-- START Supplied material --

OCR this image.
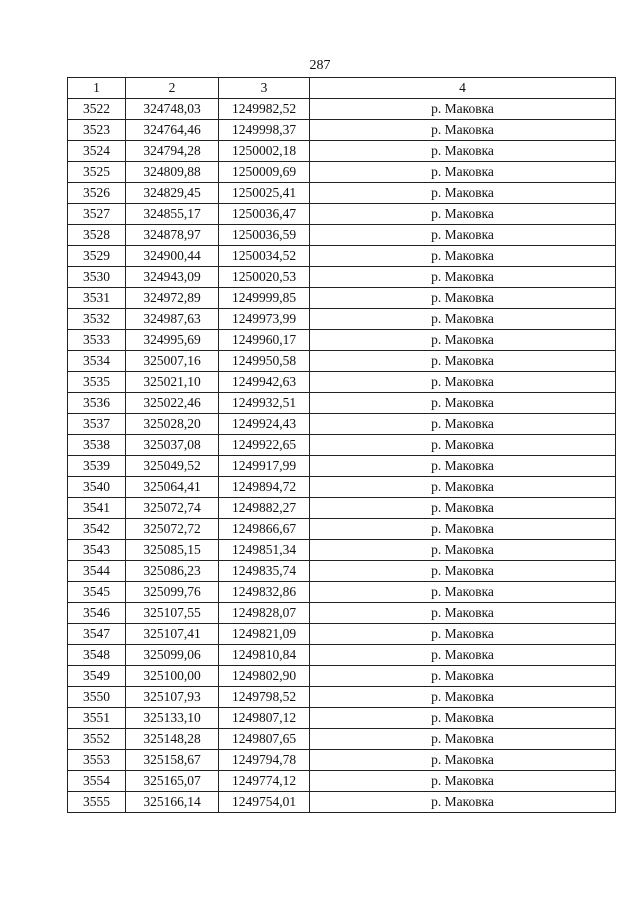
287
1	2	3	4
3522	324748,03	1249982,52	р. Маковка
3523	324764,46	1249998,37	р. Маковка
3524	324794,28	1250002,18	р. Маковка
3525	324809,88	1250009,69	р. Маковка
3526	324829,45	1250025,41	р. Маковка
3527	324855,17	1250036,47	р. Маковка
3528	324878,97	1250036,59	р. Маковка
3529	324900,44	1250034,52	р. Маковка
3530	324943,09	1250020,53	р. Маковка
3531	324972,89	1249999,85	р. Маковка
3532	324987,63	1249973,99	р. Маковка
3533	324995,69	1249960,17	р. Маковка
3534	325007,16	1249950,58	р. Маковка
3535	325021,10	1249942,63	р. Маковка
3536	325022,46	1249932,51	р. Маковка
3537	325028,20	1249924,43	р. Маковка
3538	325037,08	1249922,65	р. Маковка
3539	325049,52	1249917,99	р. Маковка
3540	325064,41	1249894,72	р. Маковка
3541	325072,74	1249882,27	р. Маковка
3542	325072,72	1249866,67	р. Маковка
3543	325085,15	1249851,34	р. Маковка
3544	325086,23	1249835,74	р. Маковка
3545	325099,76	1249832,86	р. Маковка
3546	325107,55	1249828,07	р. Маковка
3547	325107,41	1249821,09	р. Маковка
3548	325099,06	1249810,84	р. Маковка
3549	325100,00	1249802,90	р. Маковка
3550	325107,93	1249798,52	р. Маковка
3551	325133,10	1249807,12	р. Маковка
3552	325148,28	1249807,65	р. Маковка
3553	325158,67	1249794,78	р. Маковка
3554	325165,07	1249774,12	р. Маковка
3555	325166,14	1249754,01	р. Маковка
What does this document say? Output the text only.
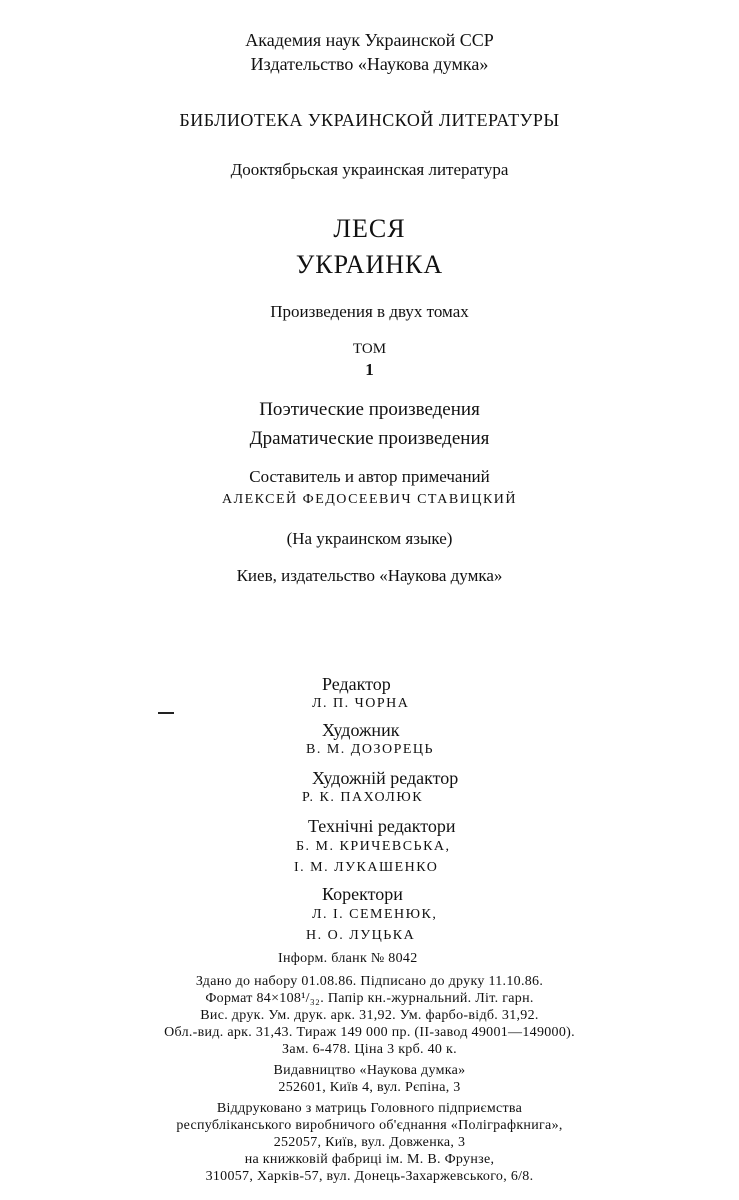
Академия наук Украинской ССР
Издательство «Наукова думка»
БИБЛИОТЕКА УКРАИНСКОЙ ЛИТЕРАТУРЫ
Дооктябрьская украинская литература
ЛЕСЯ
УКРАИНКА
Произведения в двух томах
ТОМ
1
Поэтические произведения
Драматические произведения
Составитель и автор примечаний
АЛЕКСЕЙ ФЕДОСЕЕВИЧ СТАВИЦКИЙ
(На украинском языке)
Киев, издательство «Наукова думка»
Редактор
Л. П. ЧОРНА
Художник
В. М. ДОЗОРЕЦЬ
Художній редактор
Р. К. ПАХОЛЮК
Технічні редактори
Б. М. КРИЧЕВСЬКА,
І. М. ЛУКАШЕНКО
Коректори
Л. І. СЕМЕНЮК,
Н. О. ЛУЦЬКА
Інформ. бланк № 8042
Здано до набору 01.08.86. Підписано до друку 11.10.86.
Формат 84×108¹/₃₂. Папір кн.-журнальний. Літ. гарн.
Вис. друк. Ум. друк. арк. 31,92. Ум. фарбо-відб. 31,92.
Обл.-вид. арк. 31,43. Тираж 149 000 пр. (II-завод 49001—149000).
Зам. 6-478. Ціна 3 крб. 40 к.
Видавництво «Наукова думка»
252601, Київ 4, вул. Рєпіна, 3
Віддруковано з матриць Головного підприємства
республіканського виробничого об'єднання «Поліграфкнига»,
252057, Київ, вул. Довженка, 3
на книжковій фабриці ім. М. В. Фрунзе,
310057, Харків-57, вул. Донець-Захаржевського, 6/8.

-- END Supplied material --

▸ **What you are asked to do**
Show the lines of the material that contain the word "думка".

▸ **Solution to the exercise**
Издательство «Наукова думка»
Киев, издательство «Наукова думка»
Видавництво «Наукова думка»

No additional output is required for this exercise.